==== GIVEN ENTRIES ====
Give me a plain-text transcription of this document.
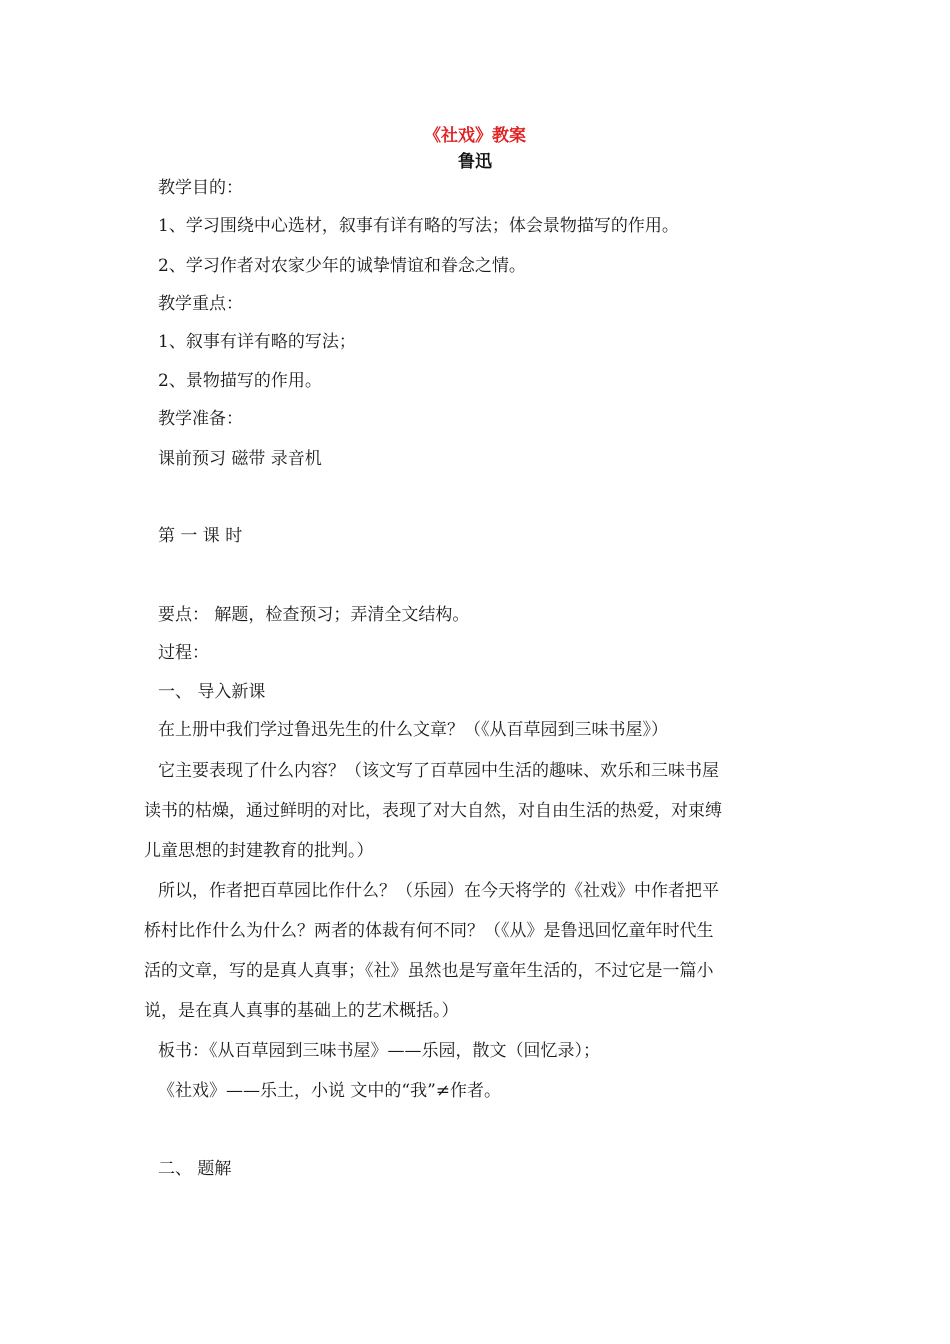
《社戏》教案
鲁迅
教学目的：
1、学习围绕中心选材，叙事有详有略的写法；体会景物描写的作用。
2、学习作者对农家少年的诚挚情谊和眷念之情。
教学重点：
1、叙事有详有略的写法；
2、景物描写的作用。
教学准备：
课前预习 磁带 录音机
第 一 课 时
要点： 解题，检查预习；弄清全文结构。
过程：
一、 导入新课
在上册中我们学过鲁迅先生的什么文章？（《从百草园到三味书屋》）
它主要表现了什么内容？（该文写了百草园中生活的趣味、欢乐和三味书屋
读书的枯燥，通过鲜明的对比，表现了对大自然，对自由生活的热爱，对束缚
儿童思想的封建教育的批判。）
所以，作者把百草园比作什么？（乐园）在今天将学的《社戏》中作者把平
桥村比作什么为什么？两者的体裁有何不同？（《从》是鲁迅回忆童年时代生
活的文章，写的是真人真事；《社》虽然也是写童年生活的，不过它是一篇小
说，是在真人真事的基础上的艺术概括。）
板书：《从百草园到三味书屋》——乐园，散文（回忆录）；
《社戏》——乐土，小说 文中的“我”≠作者。
二、 题解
====
- [WHAT YOU ARE ASKED TO DO]: Write the records above out again exactly, with no pictures in your copy.

- [THE RESULT]:
Give me a plain-text transcription of this document.
《社戏》教案
鲁迅
教学目的：
1、学习围绕中心选材，叙事有详有略的写法；体会景物描写的作用。
2、学习作者对农家少年的诚挚情谊和眷念之情。
教学重点：
1、叙事有详有略的写法；
2、景物描写的作用。
教学准备：
课前预习 磁带 录音机
第 一 课 时
要点： 解题，检查预习；弄清全文结构。
过程：
一、 导入新课
在上册中我们学过鲁迅先生的什么文章？（《从百草园到三味书屋》）
它主要表现了什么内容？（该文写了百草园中生活的趣味、欢乐和三味书屋
读书的枯燥，通过鲜明的对比，表现了对大自然，对自由生活的热爱，对束缚
儿童思想的封建教育的批判。）
所以，作者把百草园比作什么？（乐园）在今天将学的《社戏》中作者把平
桥村比作什么为什么？两者的体裁有何不同？（《从》是鲁迅回忆童年时代生
活的文章，写的是真人真事；《社》虽然也是写童年生活的，不过它是一篇小
说，是在真人真事的基础上的艺术概括。）
板书：《从百草园到三味书屋》——乐园，散文（回忆录）；
《社戏》——乐土，小说 文中的“我”≠作者。
二、 题解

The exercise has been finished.